** START Material provided **

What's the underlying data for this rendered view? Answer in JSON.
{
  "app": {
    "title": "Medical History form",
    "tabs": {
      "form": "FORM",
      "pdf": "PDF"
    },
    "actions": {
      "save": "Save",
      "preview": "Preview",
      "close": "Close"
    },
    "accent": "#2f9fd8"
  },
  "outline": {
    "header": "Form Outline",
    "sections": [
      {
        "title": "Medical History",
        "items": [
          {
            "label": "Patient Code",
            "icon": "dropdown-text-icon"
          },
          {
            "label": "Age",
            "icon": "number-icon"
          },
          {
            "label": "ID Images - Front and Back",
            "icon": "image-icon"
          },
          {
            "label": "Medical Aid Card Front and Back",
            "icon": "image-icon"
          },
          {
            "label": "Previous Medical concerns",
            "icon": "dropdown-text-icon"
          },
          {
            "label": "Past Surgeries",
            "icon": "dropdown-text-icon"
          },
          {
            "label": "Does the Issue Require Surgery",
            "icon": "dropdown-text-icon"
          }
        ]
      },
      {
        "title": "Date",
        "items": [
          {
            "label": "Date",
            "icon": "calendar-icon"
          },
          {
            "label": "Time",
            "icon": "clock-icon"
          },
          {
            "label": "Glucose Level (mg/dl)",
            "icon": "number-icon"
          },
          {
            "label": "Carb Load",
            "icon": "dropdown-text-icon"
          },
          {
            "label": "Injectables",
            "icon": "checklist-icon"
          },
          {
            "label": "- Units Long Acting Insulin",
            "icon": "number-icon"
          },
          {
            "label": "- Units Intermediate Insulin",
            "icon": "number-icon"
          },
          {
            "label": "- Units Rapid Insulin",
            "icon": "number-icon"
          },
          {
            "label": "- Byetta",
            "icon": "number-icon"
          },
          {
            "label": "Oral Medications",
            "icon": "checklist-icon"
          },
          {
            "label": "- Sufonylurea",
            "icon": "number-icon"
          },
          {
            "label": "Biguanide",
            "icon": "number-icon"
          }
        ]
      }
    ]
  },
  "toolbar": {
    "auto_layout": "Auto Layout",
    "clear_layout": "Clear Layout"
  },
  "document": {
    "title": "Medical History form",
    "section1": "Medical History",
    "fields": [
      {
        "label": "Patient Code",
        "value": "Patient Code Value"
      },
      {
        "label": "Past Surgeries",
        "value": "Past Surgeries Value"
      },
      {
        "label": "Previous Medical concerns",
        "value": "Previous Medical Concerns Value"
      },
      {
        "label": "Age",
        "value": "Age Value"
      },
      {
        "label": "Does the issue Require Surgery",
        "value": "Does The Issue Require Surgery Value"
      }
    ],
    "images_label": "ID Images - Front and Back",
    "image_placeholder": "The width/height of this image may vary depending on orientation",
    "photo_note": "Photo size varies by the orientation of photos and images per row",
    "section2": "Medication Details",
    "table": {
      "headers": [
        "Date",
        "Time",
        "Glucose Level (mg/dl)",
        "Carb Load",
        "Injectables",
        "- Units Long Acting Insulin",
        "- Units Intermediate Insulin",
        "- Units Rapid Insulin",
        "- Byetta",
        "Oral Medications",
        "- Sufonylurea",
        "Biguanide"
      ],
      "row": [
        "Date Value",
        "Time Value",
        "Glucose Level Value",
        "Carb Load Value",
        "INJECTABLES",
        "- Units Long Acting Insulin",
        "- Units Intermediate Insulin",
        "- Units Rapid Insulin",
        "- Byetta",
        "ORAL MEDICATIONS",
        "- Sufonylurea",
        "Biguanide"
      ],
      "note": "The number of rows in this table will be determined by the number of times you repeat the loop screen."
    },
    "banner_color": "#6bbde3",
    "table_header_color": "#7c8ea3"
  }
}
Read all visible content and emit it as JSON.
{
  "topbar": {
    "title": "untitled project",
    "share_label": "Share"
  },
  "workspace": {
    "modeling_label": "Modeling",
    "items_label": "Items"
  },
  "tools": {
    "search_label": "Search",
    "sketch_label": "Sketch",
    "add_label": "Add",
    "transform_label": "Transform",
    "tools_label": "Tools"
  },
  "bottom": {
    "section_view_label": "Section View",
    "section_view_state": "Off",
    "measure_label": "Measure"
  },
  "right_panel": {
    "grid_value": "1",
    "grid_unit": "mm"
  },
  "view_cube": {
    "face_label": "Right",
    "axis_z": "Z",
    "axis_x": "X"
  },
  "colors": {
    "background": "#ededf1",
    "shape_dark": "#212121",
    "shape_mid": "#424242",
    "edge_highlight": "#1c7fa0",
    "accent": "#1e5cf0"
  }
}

** END Material provided **

▶ What is being asked
Quote the entire listing above exactly.

▶ Task result
What's the underlying data for this rendered view? Answer in JSON.
{
  "app": {
    "title": "Medical History form",
    "tabs": {
      "form": "FORM",
      "pdf": "PDF"
    },
    "actions": {
      "save": "Save",
      "preview": "Preview",
      "close": "Close"
    },
    "accent": "#2f9fd8"
  },
  "outline": {
    "header": "Form Outline",
    "sections": [
      {
        "title": "Medical History",
        "items": [
          {
            "label": "Patient Code",
            "icon": "dropdown-text-icon"
          },
          {
            "label": "Age",
            "icon": "number-icon"
          },
          {
            "label": "ID Images - Front and Back",
            "icon": "image-icon"
          },
          {
            "label": "Medical Aid Card Front and Back",
            "icon": "image-icon"
          },
          {
            "label": "Previous Medical concerns",
            "icon": "dropdown-text-icon"
          },
          {
            "label": "Past Surgeries",
            "icon": "dropdown-text-icon"
          },
          {
            "label": "Does the Issue Require Surgery",
            "icon": "dropdown-text-icon"
          }
        ]
      },
      {
        "title": "Date",
        "items": [
          {
            "label": "Date",
            "icon": "calendar-icon"
          },
          {
            "label": "Time",
            "icon": "clock-icon"
          },
          {
            "label": "Glucose Level (mg/dl)",
            "icon": "number-icon"
          },
          {
            "label": "Carb Load",
            "icon": "dropdown-text-icon"
          },
          {
            "label": "Injectables",
            "icon": "checklist-icon"
          },
          {
            "label": "- Units Long Acting Insulin",
            "icon": "number-icon"
          },
          {
            "label": "- Units Intermediate Insulin",
            "icon": "number-icon"
          },
          {
            "label": "- Units Rapid Insulin",
            "icon": "number-icon"
          },
          {
            "label": "- Byetta",
            "icon": "number-icon"
          },
          {
            "label": "Oral Medications",
            "icon": "checklist-icon"
          },
          {
            "label": "- Sufonylurea",
            "icon": "number-icon"
          },
          {
            "label": "Biguanide",
            "icon": "number-icon"
          }
        ]
      }
    ]
  },
  "toolbar": {
    "auto_layout": "Auto Layout",
    "clear_layout": "Clear Layout"
  },
  "document": {
    "title": "Medical History form",
    "section1": "Medical History",
    "fields": [
      {
        "label": "Patient Code",
        "value": "Patient Code Value"
      },
      {
        "label": "Past Surgeries",
        "value": "Past Surgeries Value"
      },
      {
        "label": "Previous Medical concerns",
        "value": "Previous Medical Concerns Value"
      },
      {
        "label": "Age",
        "value": "Age Value"
      },
      {
        "label": "Does the issue Require Surgery",
        "value": "Does The Issue Require Surgery Value"
      }
    ],
    "images_label": "ID Images - Front and Back",
    "image_placeholder": "The width/height of this image may vary depending on orientation",
    "photo_note": "Photo size varies by the orientation of photos and images per row",
    "section2": "Medication Details",
    "table": {
      "headers": [
        "Date",
        "Time",
        "Glucose Level (mg/dl)",
        "Carb Load",
        "Injectables",
        "- Units Long Acting Insulin",
        "- Units Intermediate Insulin",
        "- Units Rapid Insulin",
        "- Byetta",
        "Oral Medications",
        "- Sufonylurea",
        "Biguanide"
      ],
      "row": [
        "Date Value",
        "Time Value",
        "Glucose Level Value",
        "Carb Load Value",
        "INJECTABLES",
        "- Units Long Acting Insulin",
        "- Units Intermediate Insulin",
        "- Units Rapid Insulin",
        "- Byetta",
        "ORAL MEDICATIONS",
        "- Sufonylurea",
        "Biguanide"
      ],
      "note": "The number of rows in this table will be determined by the number of times you repeat the loop screen."
    },
    "banner_color": "#6bbde3",
    "table_header_color": "#7c8ea3"
  }
}
Read all visible content and emit it as JSON.
{
  "topbar": {
    "title": "untitled project",
    "share_label": "Share"
  },
  "workspace": {
    "modeling_label": "Modeling",
    "items_label": "Items"
  },
  "tools": {
    "search_label": "Search",
    "sketch_label": "Sketch",
    "add_label": "Add",
    "transform_label": "Transform",
    "tools_label": "Tools"
  },
  "bottom": {
    "section_view_label": "Section View",
    "section_view_state": "Off",
    "measure_label": "Measure"
  },
  "right_panel": {
    "grid_value": "1",
    "grid_unit": "mm"
  },
  "view_cube": {
    "face_label": "Right",
    "axis_z": "Z",
    "axis_x": "X"
  },
  "colors": {
    "background": "#ededf1",
    "shape_dark": "#212121",
    "shape_mid": "#424242",
    "edge_highlight": "#1c7fa0",
    "accent": "#1e5cf0"
  }
}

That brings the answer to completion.